> [Your task]:
Identify the lines in the data below that contain "Supplies" and give only how many there are.

Collected data entries
-----

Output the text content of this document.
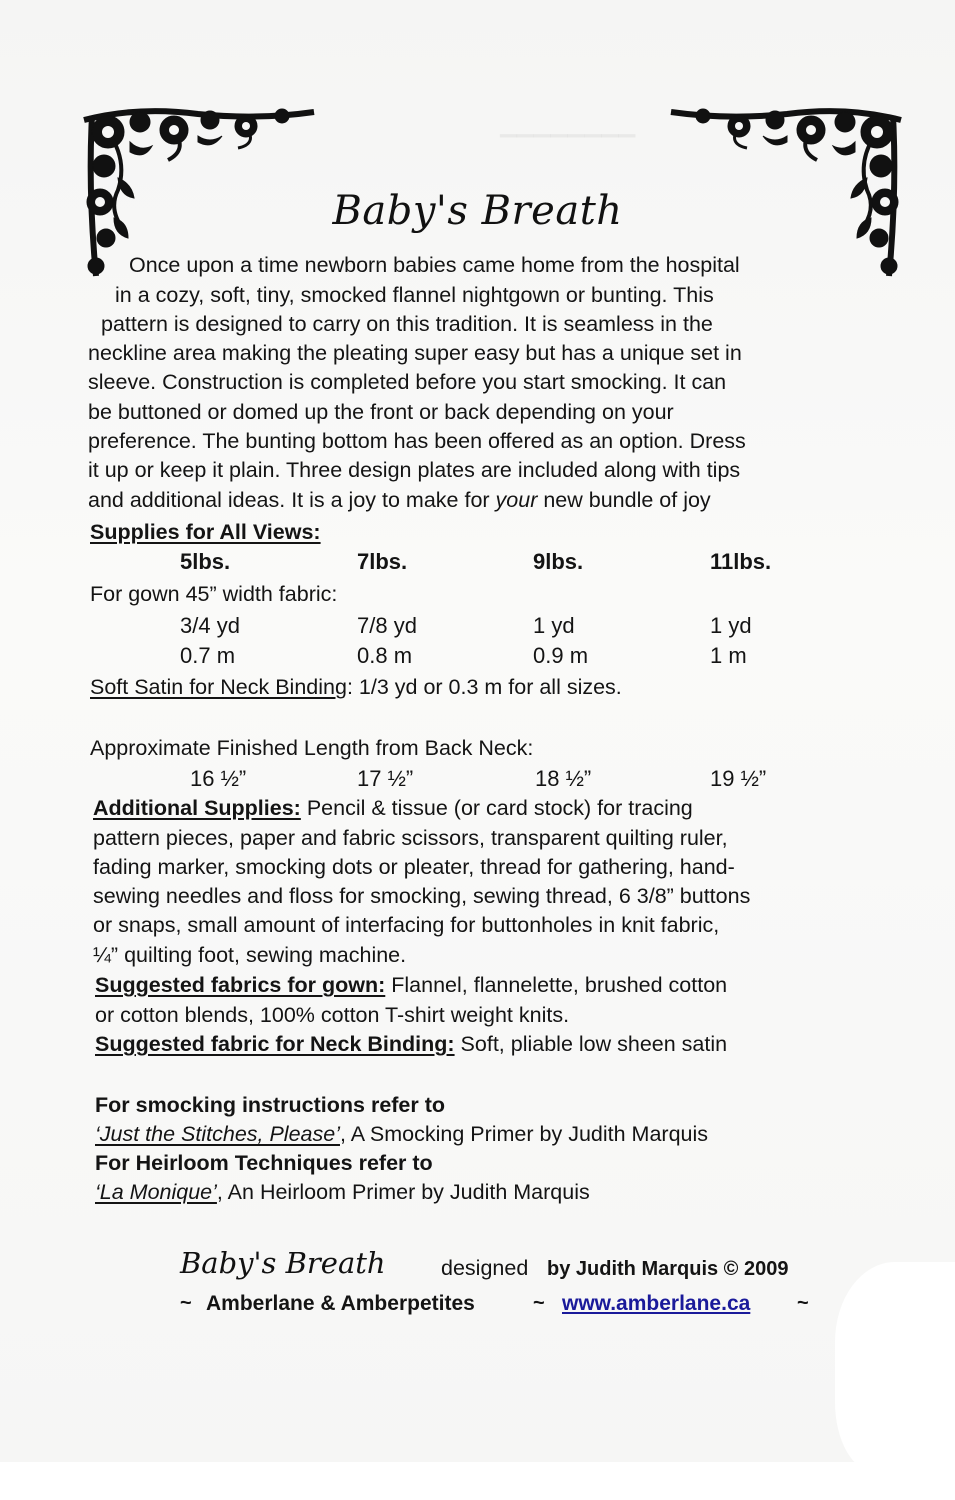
▁▁▁▁▁▁▁▁
Baby's Breath
Once upon a time newborn babies came home from the hospital
in a cozy, soft, tiny, smocked flannel nightgown or bunting. This
pattern is designed to carry on this tradition. It is seamless in the
neckline area making the pleating super easy but has a unique set in
sleeve. Construction is completed before you start smocking. It can
be buttoned or domed up the front or back depending on your
preference. The bunting bottom has been offered as an option. Dress
it up or keep it plain. Three design plates are included along with tips
and additional ideas. It is a joy to make for your new bundle of joy
Supplies for All Views:
5lbs.	7lbs.	9lbs.	11lbs.
For gown 45” width fabric:
3/4 yd	7/8 yd	1 yd	1 yd
0.7 m	0.8 m	0.9 m	1 m
Soft Satin for Neck Binding: 1/3 yd or 0.3 m for all sizes.
Approximate Finished Length from Back Neck:
16 ½”	17 ½”	18 ½”	19 ½”
Additional Supplies: Pencil & tissue (or card stock) for tracing
pattern pieces, paper and fabric scissors, transparent quilting ruler,
fading marker, smocking dots or pleater, thread for gathering, hand-
sewing needles and floss for smocking, sewing thread, 6 3/8” buttons
or snaps, small amount of interfacing for buttonholes in knit fabric,
¼” quilting foot, sewing machine.
Suggested fabrics for gown: Flannel, flannelette, brushed cotton
or cotton blends, 100% cotton T-shirt weight knits.
Suggested fabric for Neck Binding: Soft, pliable low sheen satin
For smocking instructions refer to
‘Just the Stitches, Please’, A Smocking Primer by Judith Marquis
For Heirloom Techniques refer to
‘La Monique’, An Heirloom Primer by Judith Marquis
Baby's Breath	designed by Judith Marquis © 2009
~ Amberlane & Amberpetites	~ www.amberlane.ca ~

-----

> [Answer in full]:
2